## Exercise objective
How many of the lines here include "right"? Answer with a single number.

## Extracted information
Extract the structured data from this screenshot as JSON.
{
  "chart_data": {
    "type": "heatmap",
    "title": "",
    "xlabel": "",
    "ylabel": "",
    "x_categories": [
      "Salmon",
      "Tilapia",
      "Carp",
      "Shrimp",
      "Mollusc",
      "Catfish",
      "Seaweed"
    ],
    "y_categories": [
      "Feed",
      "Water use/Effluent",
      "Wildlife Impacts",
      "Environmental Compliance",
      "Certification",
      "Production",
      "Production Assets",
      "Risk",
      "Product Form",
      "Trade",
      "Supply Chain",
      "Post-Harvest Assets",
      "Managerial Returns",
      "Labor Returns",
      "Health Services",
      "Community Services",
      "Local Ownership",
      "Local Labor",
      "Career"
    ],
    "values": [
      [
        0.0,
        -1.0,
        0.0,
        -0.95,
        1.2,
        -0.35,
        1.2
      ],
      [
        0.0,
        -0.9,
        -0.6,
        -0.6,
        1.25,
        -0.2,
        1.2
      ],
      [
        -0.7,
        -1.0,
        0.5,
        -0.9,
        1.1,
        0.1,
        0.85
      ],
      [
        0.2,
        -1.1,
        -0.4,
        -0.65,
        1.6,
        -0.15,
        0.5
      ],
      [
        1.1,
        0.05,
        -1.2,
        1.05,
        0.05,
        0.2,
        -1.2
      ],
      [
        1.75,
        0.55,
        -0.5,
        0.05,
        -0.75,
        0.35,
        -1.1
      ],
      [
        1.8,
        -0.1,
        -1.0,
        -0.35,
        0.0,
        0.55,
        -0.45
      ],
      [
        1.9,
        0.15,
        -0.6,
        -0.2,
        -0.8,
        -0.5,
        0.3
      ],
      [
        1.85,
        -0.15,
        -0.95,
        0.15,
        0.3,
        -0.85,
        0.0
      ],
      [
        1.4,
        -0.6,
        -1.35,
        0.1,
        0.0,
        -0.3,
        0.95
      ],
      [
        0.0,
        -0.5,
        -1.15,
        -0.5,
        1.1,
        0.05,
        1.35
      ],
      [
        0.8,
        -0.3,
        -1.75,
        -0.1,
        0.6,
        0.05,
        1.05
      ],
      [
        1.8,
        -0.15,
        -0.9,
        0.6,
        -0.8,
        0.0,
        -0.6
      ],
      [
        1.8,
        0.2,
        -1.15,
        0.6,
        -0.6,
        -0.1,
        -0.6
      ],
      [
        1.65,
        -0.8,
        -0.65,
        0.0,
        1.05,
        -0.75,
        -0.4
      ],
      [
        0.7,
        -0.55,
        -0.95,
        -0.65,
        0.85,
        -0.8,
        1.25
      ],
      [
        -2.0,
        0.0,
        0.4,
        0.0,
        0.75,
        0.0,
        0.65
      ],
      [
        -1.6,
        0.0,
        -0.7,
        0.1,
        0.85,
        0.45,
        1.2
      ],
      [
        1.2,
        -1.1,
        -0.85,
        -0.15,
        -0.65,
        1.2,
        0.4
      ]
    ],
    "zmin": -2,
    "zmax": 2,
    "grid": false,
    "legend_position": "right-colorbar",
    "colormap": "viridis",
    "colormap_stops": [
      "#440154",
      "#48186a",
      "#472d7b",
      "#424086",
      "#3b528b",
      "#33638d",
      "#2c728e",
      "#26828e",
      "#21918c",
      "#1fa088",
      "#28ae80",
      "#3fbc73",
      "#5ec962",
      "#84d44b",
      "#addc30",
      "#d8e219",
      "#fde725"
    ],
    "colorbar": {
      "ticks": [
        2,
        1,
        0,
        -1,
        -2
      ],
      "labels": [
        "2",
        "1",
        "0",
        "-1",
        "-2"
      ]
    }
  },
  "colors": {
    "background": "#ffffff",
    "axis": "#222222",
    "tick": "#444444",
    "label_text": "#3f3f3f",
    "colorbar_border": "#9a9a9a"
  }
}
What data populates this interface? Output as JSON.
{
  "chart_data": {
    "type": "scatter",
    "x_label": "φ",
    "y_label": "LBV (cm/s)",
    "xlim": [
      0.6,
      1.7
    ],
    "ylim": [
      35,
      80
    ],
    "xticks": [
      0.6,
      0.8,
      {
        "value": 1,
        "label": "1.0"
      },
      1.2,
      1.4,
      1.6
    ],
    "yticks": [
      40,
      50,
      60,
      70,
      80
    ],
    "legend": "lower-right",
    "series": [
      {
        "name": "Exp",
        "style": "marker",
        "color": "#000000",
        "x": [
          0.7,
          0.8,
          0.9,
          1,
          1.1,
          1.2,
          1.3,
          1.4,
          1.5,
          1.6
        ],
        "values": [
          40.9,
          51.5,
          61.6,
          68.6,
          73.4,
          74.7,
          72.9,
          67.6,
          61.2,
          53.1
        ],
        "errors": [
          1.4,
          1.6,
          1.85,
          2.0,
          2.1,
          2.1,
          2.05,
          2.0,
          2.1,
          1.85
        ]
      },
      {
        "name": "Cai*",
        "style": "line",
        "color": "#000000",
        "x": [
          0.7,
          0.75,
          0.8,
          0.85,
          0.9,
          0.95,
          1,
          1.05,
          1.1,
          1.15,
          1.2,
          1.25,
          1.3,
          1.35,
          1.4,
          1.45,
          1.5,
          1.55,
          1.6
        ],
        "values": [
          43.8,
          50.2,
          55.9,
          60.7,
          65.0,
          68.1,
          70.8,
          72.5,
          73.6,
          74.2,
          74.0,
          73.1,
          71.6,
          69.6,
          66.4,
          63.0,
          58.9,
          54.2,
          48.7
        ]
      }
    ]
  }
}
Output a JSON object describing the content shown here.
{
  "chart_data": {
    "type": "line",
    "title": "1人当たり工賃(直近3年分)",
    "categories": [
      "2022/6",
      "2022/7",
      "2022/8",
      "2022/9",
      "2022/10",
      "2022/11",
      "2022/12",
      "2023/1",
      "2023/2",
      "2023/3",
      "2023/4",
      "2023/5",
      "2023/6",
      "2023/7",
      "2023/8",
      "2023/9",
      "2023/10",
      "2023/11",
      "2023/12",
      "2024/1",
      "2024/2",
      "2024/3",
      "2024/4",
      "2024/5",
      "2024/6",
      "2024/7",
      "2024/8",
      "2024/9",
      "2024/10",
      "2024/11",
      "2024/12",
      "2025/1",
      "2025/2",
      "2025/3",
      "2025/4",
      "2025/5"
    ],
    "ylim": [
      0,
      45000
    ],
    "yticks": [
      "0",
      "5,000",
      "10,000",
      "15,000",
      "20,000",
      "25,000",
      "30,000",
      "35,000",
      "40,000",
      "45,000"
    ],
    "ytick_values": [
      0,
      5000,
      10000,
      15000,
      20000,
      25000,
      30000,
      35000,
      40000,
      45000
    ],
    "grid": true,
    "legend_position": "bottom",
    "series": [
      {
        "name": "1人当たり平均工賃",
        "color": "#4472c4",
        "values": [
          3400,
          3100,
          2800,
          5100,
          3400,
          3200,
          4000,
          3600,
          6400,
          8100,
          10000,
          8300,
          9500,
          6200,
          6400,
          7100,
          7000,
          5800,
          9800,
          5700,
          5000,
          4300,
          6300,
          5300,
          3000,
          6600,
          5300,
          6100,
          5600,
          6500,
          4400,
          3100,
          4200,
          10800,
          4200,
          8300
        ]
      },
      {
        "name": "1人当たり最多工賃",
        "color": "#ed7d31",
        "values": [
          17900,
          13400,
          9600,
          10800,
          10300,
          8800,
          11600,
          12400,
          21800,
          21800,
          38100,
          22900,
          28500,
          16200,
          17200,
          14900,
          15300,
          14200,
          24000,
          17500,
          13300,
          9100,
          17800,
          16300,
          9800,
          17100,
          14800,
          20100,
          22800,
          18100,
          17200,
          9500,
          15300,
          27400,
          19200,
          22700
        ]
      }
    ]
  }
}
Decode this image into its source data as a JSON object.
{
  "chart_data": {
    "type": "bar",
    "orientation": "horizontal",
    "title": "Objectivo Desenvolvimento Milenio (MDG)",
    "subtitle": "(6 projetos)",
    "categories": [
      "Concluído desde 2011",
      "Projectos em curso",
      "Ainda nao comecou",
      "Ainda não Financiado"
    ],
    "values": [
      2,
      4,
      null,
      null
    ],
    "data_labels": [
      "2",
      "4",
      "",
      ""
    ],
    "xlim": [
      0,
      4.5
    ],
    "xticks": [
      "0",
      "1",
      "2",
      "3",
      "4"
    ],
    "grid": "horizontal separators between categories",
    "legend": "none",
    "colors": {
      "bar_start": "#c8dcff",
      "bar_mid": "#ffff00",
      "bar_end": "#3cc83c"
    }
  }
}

## Correct output
2